Os resultados do estudo foram publicados, em maio, na revista eletrônica “Acervo Saúde”, vol. 26(5), com o título “Leishmaniose Cutânea na Amazônia Ocidental: Lacunas no Conhecimento e Barreiras de Acesso Assistencial em Áreas Endêmicas”. O artigo tem coautoria de pesquisadores da Ufac.
A pesquisa foi realizada com 50 pacientes com suspeita clínica de leishmaniose cutânea e 51 agentes de saúde, sendo 63% agentes comunitários de saúde e 37% agentes de combate às endemias.
“Em nosso trabalho, identificamos que tanto os profissionais da saúde quanto os pacientes possuem informações limitadas sobre a doença. Conhecer as limitações para acesso ao diagnóstico e tratamento precoce é uma das principais estratégias para a implementação de programas de controle e de educação em saúde que contemplem o perfil epidemiológico e social das populações de áreas endêmicas”, disse o autor do estudo, Leandro Siqueira de Souza, do Instituto Oswaldo Cruz (IOC).
A região Norte é responsável por mais da metade dos casos da doença no Brasil; o Acre conta com mais de 11 mil casos notificados na última década. Em 2025, os municípios acreanos de Xapuri, Marechal Thaumaturgo, Assis Brasil, Sena Madureira e Brasileia foram classificados pelo Ministério da Saúde como áreas de risco intenso para transmissão da doença.

___

# Instruções
Prossiga com o texto sobre o estudo da leishmaniose cutânea na Amazônia Ocidental, a partir da última frase apresentada. As linhas não desempenham papel algum nesta atividade.

___

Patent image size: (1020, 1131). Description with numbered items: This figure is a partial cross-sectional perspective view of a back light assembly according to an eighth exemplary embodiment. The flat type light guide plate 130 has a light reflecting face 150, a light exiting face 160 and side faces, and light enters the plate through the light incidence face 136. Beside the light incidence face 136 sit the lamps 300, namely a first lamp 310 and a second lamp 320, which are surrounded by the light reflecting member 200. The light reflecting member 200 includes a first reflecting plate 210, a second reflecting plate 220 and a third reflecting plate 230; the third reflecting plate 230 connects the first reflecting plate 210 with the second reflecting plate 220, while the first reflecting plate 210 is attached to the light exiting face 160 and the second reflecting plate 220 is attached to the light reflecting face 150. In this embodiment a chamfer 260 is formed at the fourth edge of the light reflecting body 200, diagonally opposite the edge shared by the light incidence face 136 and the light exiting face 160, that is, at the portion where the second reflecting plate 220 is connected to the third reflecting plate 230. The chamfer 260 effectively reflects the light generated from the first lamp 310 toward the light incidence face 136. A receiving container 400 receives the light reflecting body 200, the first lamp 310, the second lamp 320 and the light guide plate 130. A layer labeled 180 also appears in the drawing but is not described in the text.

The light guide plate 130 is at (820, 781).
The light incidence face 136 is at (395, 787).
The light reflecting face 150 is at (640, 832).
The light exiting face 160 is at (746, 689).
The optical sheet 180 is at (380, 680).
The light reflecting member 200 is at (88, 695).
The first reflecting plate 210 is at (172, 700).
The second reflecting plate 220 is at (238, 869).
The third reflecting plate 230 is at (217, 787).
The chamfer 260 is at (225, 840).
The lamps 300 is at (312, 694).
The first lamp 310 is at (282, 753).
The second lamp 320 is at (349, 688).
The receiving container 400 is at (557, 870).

___

# Resposta esperada
“A região amazônica é uma área endêmica para a leishmaniose cutânea, uma doença negligenciada que afeta principalmente populações de comunidades tradicionais”, contou o pesquisador Reginaldo Peçanha Brazil, do IOC. “Conhecer as limitações no conhecimento tanto dos pacientes como de profissionais da saúde de áreas endêmicas é fundamental para o sistema de saúde do Estado do Acre e para o controle mais efetivo da doença.”
A investigação integra um projeto de pesquisa coordenado por Brazil. Além da Ufac, são parceiros na pesquisa a Universidade Federal de Minas Gerais, a Universidade de Brasília, o Instituto Chico Mendes de Conservação da Biodiversidade e a Secretaria de Estado de Saúde do Acre.
Pela Ufac, são coautores do artigo os pesquisadores Andréia Luísa Peixinho da Silva Guimarães, Francisca Alana Costa de Souza, Marcos Bruno Zacarias Campelo, Breno Kalyl Freitas Nascimento, Andreia Fernandes Brilhante e Francisco Glauco de Araújo Santos. Os estudos contam com financiamento do Conselho Nacional de Desenvolvimento Científico e Tecnológico (CNPq) e apoio de instituições parceiras.